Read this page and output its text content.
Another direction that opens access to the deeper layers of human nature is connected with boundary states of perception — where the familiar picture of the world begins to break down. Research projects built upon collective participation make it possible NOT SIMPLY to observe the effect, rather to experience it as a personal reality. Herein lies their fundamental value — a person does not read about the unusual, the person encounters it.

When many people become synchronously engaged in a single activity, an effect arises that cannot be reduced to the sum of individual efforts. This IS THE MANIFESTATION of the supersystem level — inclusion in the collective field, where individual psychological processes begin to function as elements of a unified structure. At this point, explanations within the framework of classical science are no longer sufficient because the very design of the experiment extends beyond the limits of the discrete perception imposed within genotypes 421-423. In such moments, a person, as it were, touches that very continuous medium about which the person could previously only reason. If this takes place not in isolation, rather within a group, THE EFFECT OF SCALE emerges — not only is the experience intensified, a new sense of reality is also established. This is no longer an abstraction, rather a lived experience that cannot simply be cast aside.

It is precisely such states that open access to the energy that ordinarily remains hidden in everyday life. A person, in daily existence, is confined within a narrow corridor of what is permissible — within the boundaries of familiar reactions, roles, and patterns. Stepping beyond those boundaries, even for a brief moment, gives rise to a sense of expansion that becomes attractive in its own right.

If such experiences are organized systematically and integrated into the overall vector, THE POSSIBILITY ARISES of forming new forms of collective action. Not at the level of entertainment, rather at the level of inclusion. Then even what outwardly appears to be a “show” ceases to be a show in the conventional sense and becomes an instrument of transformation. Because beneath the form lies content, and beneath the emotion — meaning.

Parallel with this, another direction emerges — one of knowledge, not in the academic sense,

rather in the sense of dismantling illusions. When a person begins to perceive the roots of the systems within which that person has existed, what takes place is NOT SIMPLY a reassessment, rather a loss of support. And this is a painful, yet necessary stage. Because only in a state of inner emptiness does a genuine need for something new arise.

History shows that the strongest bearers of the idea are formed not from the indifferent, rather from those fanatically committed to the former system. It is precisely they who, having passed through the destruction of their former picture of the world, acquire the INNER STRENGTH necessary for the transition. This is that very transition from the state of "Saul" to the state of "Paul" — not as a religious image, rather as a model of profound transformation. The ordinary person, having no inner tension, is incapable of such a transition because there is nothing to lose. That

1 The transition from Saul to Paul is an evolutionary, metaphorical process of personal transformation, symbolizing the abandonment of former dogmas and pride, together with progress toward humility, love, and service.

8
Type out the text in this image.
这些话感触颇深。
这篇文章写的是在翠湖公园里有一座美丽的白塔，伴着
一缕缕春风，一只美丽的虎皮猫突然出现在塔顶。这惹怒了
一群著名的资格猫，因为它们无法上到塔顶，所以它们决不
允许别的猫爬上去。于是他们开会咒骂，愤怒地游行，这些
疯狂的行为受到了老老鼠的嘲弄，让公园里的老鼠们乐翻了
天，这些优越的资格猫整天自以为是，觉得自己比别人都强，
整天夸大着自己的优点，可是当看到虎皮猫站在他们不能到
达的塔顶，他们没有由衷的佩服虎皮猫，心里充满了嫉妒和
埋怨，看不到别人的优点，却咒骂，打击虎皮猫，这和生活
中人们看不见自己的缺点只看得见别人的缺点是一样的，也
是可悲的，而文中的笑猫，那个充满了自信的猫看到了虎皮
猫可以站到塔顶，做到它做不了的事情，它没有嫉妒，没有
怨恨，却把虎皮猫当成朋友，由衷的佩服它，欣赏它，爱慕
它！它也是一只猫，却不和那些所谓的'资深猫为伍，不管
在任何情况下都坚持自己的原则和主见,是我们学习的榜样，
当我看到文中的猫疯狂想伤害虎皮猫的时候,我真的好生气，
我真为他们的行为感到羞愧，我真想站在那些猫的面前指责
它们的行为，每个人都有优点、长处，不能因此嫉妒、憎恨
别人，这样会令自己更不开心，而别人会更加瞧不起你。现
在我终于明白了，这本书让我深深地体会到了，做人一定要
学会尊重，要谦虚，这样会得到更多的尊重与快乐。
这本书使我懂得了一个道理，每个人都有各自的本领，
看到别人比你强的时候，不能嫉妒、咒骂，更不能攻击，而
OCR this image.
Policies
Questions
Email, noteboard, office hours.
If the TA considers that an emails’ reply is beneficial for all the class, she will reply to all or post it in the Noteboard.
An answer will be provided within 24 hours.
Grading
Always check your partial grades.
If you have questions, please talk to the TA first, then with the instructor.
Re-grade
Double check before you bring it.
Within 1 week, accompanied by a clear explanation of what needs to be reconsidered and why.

**PROBLEM DETAILS:**
Each entry above is to be printed again exactly.

**RESULT OF THE TASK:**
Read this page and output its text content.
Another direction that opens access to the deeper layers of human nature is connected with boundary states of perception — where the familiar picture of the world begins to break down. Research projects built upon collective participation make it possible NOT SIMPLY to observe the effect, rather to experience it as a personal reality. Herein lies their fundamental value — a person does not read about the unusual, the person encounters it.

When many people become synchronously engaged in a single activity, an effect arises that cannot be reduced to the sum of individual efforts. This IS THE MANIFESTATION of the supersystem level — inclusion in the collective field, where individual psychological processes begin to function as elements of a unified structure. At this point, explanations within the framework of classical science are no longer sufficient because the very design of the experiment extends beyond the limits of the discrete perception imposed within genotypes 421-423. In such moments, a person, as it were, touches that very continuous medium about which the person could previously only reason. If this takes place not in isolation, rather within a group, THE EFFECT OF SCALE emerges — not only is the experience intensified, a new sense of reality is also established. This is no longer an abstraction, rather a lived experience that cannot simply be cast aside.

It is precisely such states that open access to the energy that ordinarily remains hidden in everyday life. A person, in daily existence, is confined within a narrow corridor of what is permissible — within the boundaries of familiar reactions, roles, and patterns. Stepping beyond those boundaries, even for a brief moment, gives rise to a sense of expansion that becomes attractive in its own right.

If such experiences are organized systematically and integrated into the overall vector, THE POSSIBILITY ARISES of forming new forms of collective action. Not at the level of entertainment, rather at the level of inclusion. Then even what outwardly appears to be a “show” ceases to be a show in the conventional sense and becomes an instrument of transformation. Because beneath the form lies content, and beneath the emotion — meaning.

Parallel with this, another direction emerges — one of knowledge, not in the academic sense,

rather in the sense of dismantling illusions. When a person begins to perceive the roots of the systems within which that person has existed, what takes place is NOT SIMPLY a reassessment, rather a loss of support. And this is a painful, yet necessary stage. Because only in a state of inner emptiness does a genuine need for something new arise.

History shows that the strongest bearers of the idea are formed not from the indifferent, rather from those fanatically committed to the former system. It is precisely they who, having passed through the destruction of their former picture of the world, acquire the INNER STRENGTH necessary for the transition. This is that very transition from the state of "Saul" to the state of "Paul" — not as a religious image, rather as a model of profound transformation. The ordinary person, having no inner tension, is incapable of such a transition because there is nothing to lose. That

1 The transition from Saul to Paul is an evolutionary, metaphorical process of personal transformation, symbolizing the abandonment of former dogmas and pride, together with progress toward humility, love, and service.

8
Type out the text in this image.
这些话感触颇深。
这篇文章写的是在翠湖公园里有一座美丽的白塔，伴着
一缕缕春风，一只美丽的虎皮猫突然出现在塔顶。这惹怒了
一群著名的资格猫，因为它们无法上到塔顶，所以它们决不
允许别的猫爬上去。于是他们开会咒骂，愤怒地游行，这些
疯狂的行为受到了老老鼠的嘲弄，让公园里的老鼠们乐翻了
天，这些优越的资格猫整天自以为是，觉得自己比别人都强，
整天夸大着自己的优点，可是当看到虎皮猫站在他们不能到
达的塔顶，他们没有由衷的佩服虎皮猫，心里充满了嫉妒和
埋怨，看不到别人的优点，却咒骂，打击虎皮猫，这和生活
中人们看不见自己的缺点只看得见别人的缺点是一样的，也
是可悲的，而文中的笑猫，那个充满了自信的猫看到了虎皮
猫可以站到塔顶，做到它做不了的事情，它没有嫉妒，没有
怨恨，却把虎皮猫当成朋友，由衷的佩服它，欣赏它，爱慕
它！它也是一只猫，却不和那些所谓的'资深猫为伍，不管
在任何情况下都坚持自己的原则和主见,是我们学习的榜样，
当我看到文中的猫疯狂想伤害虎皮猫的时候,我真的好生气，
我真为他们的行为感到羞愧，我真想站在那些猫的面前指责
它们的行为，每个人都有优点、长处，不能因此嫉妒、憎恨
别人，这样会令自己更不开心，而别人会更加瞧不起你。现
在我终于明白了，这本书让我深深地体会到了，做人一定要
学会尊重，要谦虚，这样会得到更多的尊重与快乐。
这本书使我懂得了一个道理，每个人都有各自的本领，
看到别人比你强的时候，不能嫉妒、咒骂，更不能攻击，而
OCR this image.
Policies
Questions
Email, noteboard, office hours.
If the TA considers that an emails’ reply is beneficial for all the class, she will reply to all or post it in the Noteboard.
An answer will be provided within 24 hours.
Grading
Always check your partial grades.
If you have questions, please talk to the TA first, then with the instructor.
Re-grade
Double check before you bring it.
Within 1 week, accompanied by a clear explanation of what needs to be reconsidered and why.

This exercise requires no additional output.